#### TASK DESCRIPTION:
Identify each line holding the string "nmother" and copy it.
___ GIVEN ENTRIES
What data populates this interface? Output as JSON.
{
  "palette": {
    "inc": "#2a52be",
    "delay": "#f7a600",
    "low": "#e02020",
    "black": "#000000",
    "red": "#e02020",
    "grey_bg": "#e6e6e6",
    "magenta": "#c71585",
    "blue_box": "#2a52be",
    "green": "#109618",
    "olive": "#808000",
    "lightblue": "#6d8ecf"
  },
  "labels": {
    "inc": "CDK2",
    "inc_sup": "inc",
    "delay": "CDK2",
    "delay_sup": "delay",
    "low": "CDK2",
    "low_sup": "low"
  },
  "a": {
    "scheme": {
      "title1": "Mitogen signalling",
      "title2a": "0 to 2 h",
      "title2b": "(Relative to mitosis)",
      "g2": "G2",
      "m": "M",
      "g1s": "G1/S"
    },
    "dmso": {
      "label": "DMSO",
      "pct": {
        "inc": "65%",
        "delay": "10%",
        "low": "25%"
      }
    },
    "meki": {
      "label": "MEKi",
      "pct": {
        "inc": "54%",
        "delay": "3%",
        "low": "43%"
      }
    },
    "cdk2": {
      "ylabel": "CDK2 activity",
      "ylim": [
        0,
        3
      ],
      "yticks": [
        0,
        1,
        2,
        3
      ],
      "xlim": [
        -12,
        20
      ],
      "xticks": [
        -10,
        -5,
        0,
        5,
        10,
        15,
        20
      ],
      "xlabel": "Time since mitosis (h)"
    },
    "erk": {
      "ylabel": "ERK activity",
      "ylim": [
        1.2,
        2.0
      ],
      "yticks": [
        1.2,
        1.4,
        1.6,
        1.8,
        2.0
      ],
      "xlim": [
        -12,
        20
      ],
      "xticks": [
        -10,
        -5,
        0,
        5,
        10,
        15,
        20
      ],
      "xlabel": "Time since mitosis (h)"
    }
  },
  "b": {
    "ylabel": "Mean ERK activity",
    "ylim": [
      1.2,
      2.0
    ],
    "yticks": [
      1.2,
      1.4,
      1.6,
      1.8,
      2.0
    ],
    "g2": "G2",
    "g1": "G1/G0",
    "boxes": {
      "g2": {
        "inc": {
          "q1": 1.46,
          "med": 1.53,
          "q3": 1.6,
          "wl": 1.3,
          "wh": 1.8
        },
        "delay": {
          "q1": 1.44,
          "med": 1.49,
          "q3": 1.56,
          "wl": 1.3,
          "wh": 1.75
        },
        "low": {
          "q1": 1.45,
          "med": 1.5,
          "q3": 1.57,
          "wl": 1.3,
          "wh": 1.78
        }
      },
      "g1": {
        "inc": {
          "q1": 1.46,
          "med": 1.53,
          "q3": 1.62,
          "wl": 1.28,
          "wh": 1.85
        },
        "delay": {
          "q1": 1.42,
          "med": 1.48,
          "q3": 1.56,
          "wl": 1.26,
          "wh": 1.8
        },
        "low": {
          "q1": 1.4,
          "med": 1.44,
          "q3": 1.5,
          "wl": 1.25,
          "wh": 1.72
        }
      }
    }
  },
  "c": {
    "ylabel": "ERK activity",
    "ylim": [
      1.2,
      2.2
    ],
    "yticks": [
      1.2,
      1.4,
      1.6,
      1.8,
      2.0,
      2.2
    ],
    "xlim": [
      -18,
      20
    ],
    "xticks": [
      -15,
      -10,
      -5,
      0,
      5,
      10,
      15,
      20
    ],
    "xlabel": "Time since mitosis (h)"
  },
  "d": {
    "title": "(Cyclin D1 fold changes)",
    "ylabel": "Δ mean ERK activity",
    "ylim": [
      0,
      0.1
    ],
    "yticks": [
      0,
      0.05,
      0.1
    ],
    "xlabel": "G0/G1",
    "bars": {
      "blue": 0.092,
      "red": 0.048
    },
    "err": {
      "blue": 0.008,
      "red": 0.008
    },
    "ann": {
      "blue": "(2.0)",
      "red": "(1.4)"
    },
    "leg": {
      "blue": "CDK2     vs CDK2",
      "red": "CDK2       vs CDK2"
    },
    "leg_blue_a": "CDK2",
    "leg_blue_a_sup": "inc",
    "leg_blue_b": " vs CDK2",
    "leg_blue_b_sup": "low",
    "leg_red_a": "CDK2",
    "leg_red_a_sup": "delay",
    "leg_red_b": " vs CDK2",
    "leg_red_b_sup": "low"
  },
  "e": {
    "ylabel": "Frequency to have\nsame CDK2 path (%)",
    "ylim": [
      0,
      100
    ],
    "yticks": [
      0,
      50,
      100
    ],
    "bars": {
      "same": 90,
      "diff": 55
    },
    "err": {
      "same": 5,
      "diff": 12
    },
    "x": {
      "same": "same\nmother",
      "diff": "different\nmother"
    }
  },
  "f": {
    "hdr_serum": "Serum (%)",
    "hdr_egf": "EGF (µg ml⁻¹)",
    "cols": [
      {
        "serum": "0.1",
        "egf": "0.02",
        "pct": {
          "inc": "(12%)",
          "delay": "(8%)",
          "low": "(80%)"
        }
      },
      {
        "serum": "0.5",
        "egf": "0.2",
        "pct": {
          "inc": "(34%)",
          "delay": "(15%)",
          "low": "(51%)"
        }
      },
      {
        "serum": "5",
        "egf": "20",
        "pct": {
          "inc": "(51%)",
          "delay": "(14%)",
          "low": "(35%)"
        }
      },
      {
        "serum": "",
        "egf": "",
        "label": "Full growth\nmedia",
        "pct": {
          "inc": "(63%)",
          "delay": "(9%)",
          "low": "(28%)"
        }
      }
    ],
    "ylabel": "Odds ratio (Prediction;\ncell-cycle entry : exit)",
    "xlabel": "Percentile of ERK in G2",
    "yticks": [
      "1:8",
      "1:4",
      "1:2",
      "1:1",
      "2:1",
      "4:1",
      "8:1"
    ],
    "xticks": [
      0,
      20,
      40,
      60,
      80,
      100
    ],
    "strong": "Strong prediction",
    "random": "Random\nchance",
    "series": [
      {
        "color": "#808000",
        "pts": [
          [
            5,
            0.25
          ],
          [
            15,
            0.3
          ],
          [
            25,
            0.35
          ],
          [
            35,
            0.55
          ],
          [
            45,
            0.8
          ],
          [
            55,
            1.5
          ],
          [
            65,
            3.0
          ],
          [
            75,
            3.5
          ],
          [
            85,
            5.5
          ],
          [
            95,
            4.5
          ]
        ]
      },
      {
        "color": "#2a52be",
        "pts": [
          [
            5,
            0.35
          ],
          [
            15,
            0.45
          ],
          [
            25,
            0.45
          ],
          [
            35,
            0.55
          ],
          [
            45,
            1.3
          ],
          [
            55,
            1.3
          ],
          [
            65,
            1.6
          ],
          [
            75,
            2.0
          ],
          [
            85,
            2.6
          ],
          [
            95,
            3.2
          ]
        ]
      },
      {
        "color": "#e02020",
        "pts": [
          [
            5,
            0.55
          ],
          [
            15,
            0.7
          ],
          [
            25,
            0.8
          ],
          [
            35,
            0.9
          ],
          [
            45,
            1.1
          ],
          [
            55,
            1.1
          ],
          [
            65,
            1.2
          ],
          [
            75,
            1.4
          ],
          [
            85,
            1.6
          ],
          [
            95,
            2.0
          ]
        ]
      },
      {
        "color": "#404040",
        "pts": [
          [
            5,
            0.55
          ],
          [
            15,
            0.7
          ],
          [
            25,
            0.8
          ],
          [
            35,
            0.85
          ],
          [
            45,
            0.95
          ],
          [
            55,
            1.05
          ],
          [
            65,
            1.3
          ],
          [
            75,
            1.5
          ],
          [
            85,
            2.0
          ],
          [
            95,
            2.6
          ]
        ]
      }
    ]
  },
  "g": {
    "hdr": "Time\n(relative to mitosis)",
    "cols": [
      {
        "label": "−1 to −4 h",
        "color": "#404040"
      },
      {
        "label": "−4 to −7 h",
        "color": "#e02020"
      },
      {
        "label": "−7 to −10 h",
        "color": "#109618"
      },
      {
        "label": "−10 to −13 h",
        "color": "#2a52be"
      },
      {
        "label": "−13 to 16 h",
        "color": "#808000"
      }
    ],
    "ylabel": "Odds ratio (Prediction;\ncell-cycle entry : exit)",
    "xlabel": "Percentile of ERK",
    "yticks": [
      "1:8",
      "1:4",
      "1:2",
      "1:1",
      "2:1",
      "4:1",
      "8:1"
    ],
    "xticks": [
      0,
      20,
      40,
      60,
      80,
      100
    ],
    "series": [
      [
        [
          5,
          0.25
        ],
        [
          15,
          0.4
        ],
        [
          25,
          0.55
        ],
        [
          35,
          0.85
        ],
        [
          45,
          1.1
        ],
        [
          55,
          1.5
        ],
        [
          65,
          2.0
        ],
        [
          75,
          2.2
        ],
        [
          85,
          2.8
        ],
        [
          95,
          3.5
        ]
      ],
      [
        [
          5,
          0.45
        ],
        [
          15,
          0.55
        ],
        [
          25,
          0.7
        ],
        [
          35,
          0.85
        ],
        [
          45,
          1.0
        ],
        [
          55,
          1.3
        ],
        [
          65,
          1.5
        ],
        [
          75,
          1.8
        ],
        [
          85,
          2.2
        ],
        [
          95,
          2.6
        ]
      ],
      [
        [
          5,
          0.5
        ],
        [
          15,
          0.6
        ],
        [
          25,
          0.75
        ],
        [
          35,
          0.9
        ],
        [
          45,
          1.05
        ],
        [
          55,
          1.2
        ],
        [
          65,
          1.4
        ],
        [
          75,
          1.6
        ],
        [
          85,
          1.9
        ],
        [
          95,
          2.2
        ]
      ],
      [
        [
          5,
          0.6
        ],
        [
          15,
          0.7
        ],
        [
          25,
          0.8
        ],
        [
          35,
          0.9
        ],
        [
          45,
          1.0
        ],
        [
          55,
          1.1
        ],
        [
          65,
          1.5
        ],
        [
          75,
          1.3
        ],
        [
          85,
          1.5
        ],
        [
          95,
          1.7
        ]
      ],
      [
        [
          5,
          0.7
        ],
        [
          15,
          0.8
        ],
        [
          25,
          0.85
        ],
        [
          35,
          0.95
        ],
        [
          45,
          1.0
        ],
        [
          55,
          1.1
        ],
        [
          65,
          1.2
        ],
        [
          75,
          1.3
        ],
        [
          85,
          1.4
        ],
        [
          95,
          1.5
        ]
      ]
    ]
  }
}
______
#### TASK ANSWER:
      "same": "same\nmother",
      "diff": "different\nmother"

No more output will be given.